- _Quoted passage_
---+---

Bash loop Through CSV but left last row value with newline - json

I have case with loop. My task is to create json file with loop from csv data. Unfornunately when i generate field pk, the value is empty that make my json fault.This is the subset of my csv
table,pk
aaa,nik
aab,ida
aac,idb
aad,idc
aae,idd
aef,ide
...
This is my full code:
#!bin/bash
CSV_LIST="/xxx/table_lists.csv"
DATA=${CSV_LIST}
mkdir sqlconn
cd sqlconn
cat ${DATA} |
while IFS=',' read table pk ; do
PK= echo ${pk} | tr -d '\n'
cat > ./sqlservercon_$table.json << EOF
{"name" :"sqlservercon_$table","config":{"connector.class":"io.confluent.connect.jdbc.JdbcSinkConnector","topics":"$table",
...
,"pk.fields":" $PK","pk.mode":"record_value","destination.table.format":"db.dbo.$table","errors.tolerance":"all","flush.size":"10000"
}}
EOF
done
So the rendered result give me this:
{"name" :"sqlservercon_XXX","config":{"connector.class":"io.confluent.connect.jdbc.JdbcSinkConnector","topics":"XXX",...
,"pk.fields":" ","pk.mode":"record_value","destination.table.format":"XXX.XXX.XXX","errors.tolerance":"all","flush.size":"10000"
}}
but when i not edited my field pk
...,
"pk.fields":" $pk",
...
, it gives me wrong JSON file like this:
...,"pk.fields":" id
",...
Any helps are appreciated
UPDATE
When i check my csv using cat -v table_lists.csv the last column has ^M character that ruin the json file. But i still don't know how to deal with it.

---+---

- _Given exercise_
Please say which character cat -v revealed in the last column of the CSV in the forum post about a Bash loop that builds JSON. The listing isn't needed for anything here.

---+---

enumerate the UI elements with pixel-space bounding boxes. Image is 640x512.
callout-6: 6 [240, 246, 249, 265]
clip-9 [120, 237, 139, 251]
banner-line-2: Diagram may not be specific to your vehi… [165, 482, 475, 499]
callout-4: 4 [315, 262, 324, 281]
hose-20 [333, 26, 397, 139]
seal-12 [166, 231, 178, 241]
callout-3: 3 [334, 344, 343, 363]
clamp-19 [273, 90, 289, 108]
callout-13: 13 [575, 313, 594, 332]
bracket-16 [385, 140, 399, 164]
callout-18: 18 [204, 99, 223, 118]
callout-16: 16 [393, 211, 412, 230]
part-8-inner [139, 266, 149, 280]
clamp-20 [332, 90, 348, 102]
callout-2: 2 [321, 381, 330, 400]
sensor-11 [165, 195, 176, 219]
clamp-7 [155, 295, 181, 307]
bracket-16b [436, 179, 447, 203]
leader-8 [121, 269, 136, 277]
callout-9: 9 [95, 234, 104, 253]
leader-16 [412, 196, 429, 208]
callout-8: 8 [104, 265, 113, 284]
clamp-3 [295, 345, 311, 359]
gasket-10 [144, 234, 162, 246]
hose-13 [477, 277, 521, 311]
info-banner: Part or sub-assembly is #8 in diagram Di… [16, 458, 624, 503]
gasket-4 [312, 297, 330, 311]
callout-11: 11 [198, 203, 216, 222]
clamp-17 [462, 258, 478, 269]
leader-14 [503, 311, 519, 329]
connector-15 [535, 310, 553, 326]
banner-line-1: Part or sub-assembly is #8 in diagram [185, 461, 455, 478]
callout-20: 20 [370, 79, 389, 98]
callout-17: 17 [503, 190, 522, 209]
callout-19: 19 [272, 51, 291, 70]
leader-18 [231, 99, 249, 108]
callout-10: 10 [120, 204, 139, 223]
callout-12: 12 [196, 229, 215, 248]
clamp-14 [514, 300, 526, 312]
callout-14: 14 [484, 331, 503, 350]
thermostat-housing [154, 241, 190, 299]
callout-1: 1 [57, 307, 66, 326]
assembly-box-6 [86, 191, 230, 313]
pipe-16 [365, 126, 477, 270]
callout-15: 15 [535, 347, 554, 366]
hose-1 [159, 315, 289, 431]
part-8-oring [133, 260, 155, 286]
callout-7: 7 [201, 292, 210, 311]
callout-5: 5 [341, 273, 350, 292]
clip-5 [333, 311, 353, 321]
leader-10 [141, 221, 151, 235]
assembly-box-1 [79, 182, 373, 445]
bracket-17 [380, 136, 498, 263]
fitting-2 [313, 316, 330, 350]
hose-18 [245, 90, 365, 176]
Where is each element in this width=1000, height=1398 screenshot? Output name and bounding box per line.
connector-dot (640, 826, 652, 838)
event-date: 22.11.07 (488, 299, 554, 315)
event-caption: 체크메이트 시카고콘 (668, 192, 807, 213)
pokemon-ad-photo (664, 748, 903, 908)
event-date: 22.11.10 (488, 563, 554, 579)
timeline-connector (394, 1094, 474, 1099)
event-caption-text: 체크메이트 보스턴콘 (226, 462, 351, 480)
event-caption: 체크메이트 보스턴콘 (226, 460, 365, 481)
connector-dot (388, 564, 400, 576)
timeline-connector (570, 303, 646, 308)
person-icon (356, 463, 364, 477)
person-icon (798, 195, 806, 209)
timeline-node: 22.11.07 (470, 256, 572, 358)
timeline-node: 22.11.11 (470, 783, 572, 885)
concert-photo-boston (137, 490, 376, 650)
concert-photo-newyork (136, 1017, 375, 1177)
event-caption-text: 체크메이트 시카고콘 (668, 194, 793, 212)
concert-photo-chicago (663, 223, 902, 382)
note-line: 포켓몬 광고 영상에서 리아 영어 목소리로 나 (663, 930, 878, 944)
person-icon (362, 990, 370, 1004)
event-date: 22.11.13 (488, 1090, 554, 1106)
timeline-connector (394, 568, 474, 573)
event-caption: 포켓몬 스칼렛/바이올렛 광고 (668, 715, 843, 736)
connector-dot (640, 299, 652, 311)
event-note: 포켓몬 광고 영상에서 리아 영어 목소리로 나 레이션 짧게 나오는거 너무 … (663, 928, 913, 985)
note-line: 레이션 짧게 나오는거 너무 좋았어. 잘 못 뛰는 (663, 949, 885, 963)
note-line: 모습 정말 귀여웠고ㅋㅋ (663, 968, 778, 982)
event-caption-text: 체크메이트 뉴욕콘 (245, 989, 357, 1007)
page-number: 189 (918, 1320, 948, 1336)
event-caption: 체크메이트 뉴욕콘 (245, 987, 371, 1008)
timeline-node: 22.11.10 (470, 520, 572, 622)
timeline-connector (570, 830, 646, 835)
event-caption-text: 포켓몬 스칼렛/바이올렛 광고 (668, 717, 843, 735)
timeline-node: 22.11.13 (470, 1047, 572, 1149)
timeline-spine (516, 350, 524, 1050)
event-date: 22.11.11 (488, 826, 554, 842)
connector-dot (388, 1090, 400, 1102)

---+---

- _In response_
The ^M character.